-- Start of RECORD SET --
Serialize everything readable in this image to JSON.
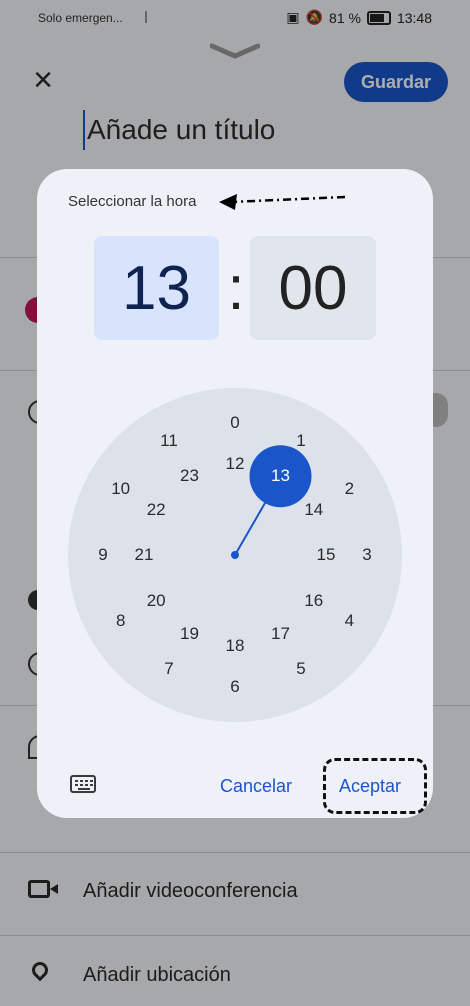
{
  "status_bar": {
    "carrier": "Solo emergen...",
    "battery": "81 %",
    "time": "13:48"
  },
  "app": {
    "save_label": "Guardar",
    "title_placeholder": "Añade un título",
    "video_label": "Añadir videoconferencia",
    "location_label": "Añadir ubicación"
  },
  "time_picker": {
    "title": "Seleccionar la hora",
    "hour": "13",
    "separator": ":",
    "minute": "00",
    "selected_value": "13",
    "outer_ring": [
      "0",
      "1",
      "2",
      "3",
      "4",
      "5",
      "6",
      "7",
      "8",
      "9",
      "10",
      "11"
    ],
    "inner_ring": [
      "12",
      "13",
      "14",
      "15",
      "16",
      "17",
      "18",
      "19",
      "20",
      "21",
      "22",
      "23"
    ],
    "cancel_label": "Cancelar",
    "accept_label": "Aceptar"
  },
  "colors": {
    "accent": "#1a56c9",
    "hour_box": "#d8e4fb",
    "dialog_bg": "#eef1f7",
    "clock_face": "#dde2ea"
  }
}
-- End of RECORD SET --
- **PROBLEM TO SOLVE**: Exact duplication of all the records is required; pictures are omitted from the copy.

- **TASK SOLUTION**:
Serialize everything readable in this image to JSON.
{
  "status_bar": {
    "carrier": "Solo emergen...",
    "battery": "81 %",
    "time": "13:48"
  },
  "app": {
    "save_label": "Guardar",
    "title_placeholder": "Añade un título",
    "video_label": "Añadir videoconferencia",
    "location_label": "Añadir ubicación"
  },
  "time_picker": {
    "title": "Seleccionar la hora",
    "hour": "13",
    "separator": ":",
    "minute": "00",
    "selected_value": "13",
    "outer_ring": [
      "0",
      "1",
      "2",
      "3",
      "4",
      "5",
      "6",
      "7",
      "8",
      "9",
      "10",
      "11"
    ],
    "inner_ring": [
      "12",
      "13",
      "14",
      "15",
      "16",
      "17",
      "18",
      "19",
      "20",
      "21",
      "22",
      "23"
    ],
    "cancel_label": "Cancelar",
    "accept_label": "Aceptar"
  },
  "colors": {
    "accent": "#1a56c9",
    "hour_box": "#d8e4fb",
    "dialog_bg": "#eef1f7",
    "clock_face": "#dde2ea"
  }
}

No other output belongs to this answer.